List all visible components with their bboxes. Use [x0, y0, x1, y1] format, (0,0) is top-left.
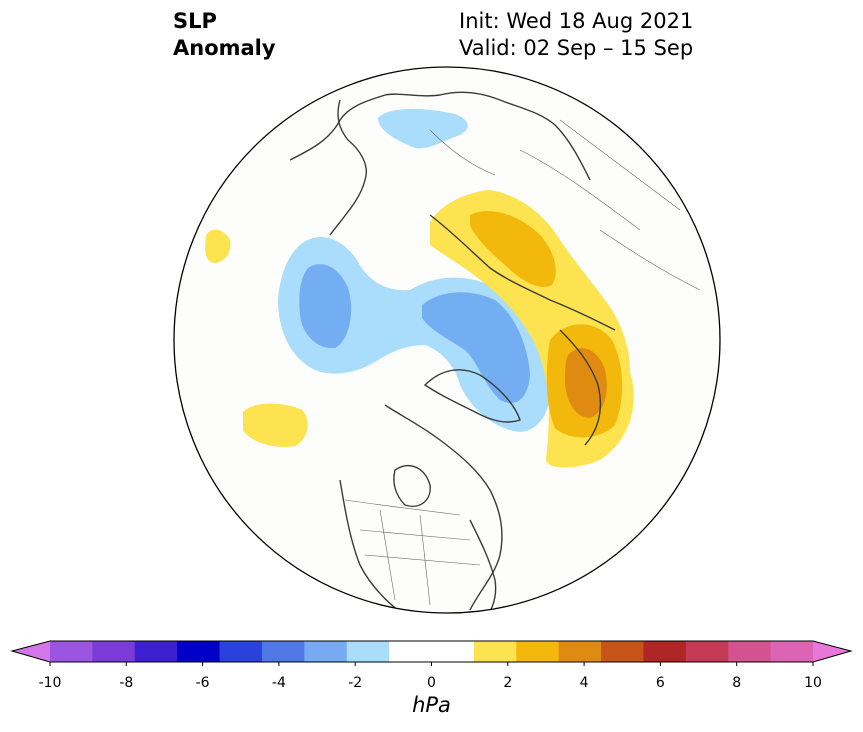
- colorbar-cell: [304, 641, 348, 662]
- colorbar-cell: [770, 641, 814, 662]
- positive-anomaly-core-siberia: [470, 211, 556, 288]
- borders: [344, 119, 701, 606]
- colorbar-cell: [134, 641, 178, 662]
- colorbar-cell: [558, 641, 602, 662]
- forecast-dates: Init: Wed 18 Aug 2021 Valid: 02 Sep – 15…: [459, 8, 693, 62]
- colorbar-tick-label: 8: [732, 675, 742, 691]
- colorbar-cell: [261, 641, 305, 662]
- positive-anomaly-north-atlantic: [243, 403, 308, 448]
- colorbar-tick-label: 0: [427, 675, 436, 691]
- coastline-hudson: [393, 465, 431, 507]
- coastline-alaska: [559, 329, 601, 446]
- colorbar-tick-label: -8: [119, 675, 134, 691]
- globe-outline: [173, 66, 721, 614]
- colorbar-cell: [389, 641, 432, 662]
- coastline-us-east: [469, 519, 497, 613]
- colorbar-tick-label: 6: [655, 675, 665, 691]
- colorbar-cell: [473, 641, 517, 662]
- colorbar: [10, 640, 853, 666]
- negative-anomaly-core-2: [422, 292, 530, 403]
- valid-range: Valid: 02 Sep – 15 Sep: [459, 36, 694, 60]
- coastline-europe: [289, 91, 591, 181]
- colorbar-cell: [601, 641, 644, 662]
- colorbar-cell: [643, 641, 687, 662]
- colorbar-unit-label: hPa: [412, 693, 451, 717]
- colorbar-tick-label: -4: [271, 675, 286, 691]
- coastline-scandinavia: [329, 99, 367, 236]
- map-title: SLP Anomaly: [173, 8, 276, 62]
- border-states-3: [379, 509, 396, 601]
- coastlines: [289, 91, 616, 613]
- init-date: Init: Wed 18 Aug 2021: [459, 9, 694, 33]
- colorbar-tick-label: -10: [38, 675, 62, 691]
- positive-anomaly-peak: [565, 348, 607, 418]
- colorbar-ticks: [49, 662, 814, 666]
- colorbar-cell: [50, 641, 93, 662]
- colorbar-cell: [516, 641, 560, 662]
- colorbar-tick-label: 4: [579, 675, 589, 691]
- border-usa-canada: [344, 499, 461, 516]
- colorbar-extend-low: [12, 641, 50, 662]
- colorbar-tick-label: -2: [348, 675, 363, 691]
- colorbar-cell: [431, 641, 475, 662]
- colorbar-cell: [346, 641, 390, 662]
- colorbar-cell: [219, 641, 263, 662]
- title-line-2: Anomaly: [173, 36, 276, 60]
- border-asia-3: [599, 229, 701, 291]
- coastline-greenland: [423, 369, 521, 423]
- colorbar-cell: [92, 641, 136, 662]
- border-europe-1: [429, 129, 496, 176]
- colorbar-tick-label: 2: [503, 675, 513, 691]
- border-states-4: [419, 514, 431, 606]
- positive-anomaly-western-edge: [205, 229, 231, 263]
- border-states-2: [364, 554, 481, 566]
- negative-anomaly-core-1: [299, 264, 352, 349]
- colorbar-extend-high: [813, 641, 851, 662]
- coastline-us-west: [339, 479, 401, 613]
- colorbar-cells: [50, 641, 814, 662]
- colorbar-cell: [685, 641, 729, 662]
- colorbar-tick-label: 10: [804, 675, 822, 691]
- colorbar-cell: [728, 641, 772, 662]
- colorbar-tick-label: -6: [195, 675, 210, 691]
- polar-map: [173, 66, 721, 614]
- border-states-1: [359, 529, 471, 541]
- title-line-1: SLP: [173, 9, 217, 33]
- coastline-siberia: [429, 214, 616, 331]
- border-asia-1: [519, 149, 641, 231]
- border-asia-2: [559, 119, 681, 211]
- colorbar-cell: [177, 641, 221, 662]
- negative-anomaly-scandinavia: [378, 108, 468, 149]
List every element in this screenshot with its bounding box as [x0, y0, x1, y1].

## REQUIRED TASK
Rename "colorbar-tick-label" to "tick-label" and write out only the lines of the records that start at the line containing "- colorbar-cell: [304, 641, 348, 662]" and end after the line containing "- coastline-scandinavia: [329, 99, 367, 236]". Leave everything else in those lines unchanged.

## RESULT
- colorbar-cell: [304, 641, 348, 662]
- colorbar-cell: [770, 641, 814, 662]
- positive-anomaly-core-siberia: [470, 211, 556, 288]
- borders: [344, 119, 701, 606]
- colorbar-cell: [134, 641, 178, 662]
- colorbar-cell: [558, 641, 602, 662]
- forecast-dates: Init: Wed 18 Aug 2021 Valid: 02 Sep – 15…: [459, 8, 693, 62]
- tick-label: 8: [732, 675, 742, 691]
- colorbar-cell: [261, 641, 305, 662]
- positive-anomaly-north-atlantic: [243, 403, 308, 448]
- tick-label: 0: [427, 675, 436, 691]
- coastline-hudson: [393, 465, 431, 507]
- coastline-alaska: [559, 329, 601, 446]
- tick-label: -8: [119, 675, 134, 691]
- globe-outline: [173, 66, 721, 614]
- colorbar-cell: [389, 641, 432, 662]
- coastline-us-east: [469, 519, 497, 613]
- tick-label: 6: [655, 675, 665, 691]
- colorbar-cell: [473, 641, 517, 662]
- colorbar: [10, 640, 853, 666]
- negative-anomaly-core-2: [422, 292, 530, 403]
- valid-range: Valid: 02 Sep – 15 Sep: [459, 36, 694, 60]
- coastline-europe: [289, 91, 591, 181]
- colorbar-cell: [601, 641, 644, 662]
- colorbar-cell: [643, 641, 687, 662]
- colorbar-unit-label: hPa: [412, 693, 451, 717]
- tick-label: -4: [271, 675, 286, 691]
- coastline-scandinavia: [329, 99, 367, 236]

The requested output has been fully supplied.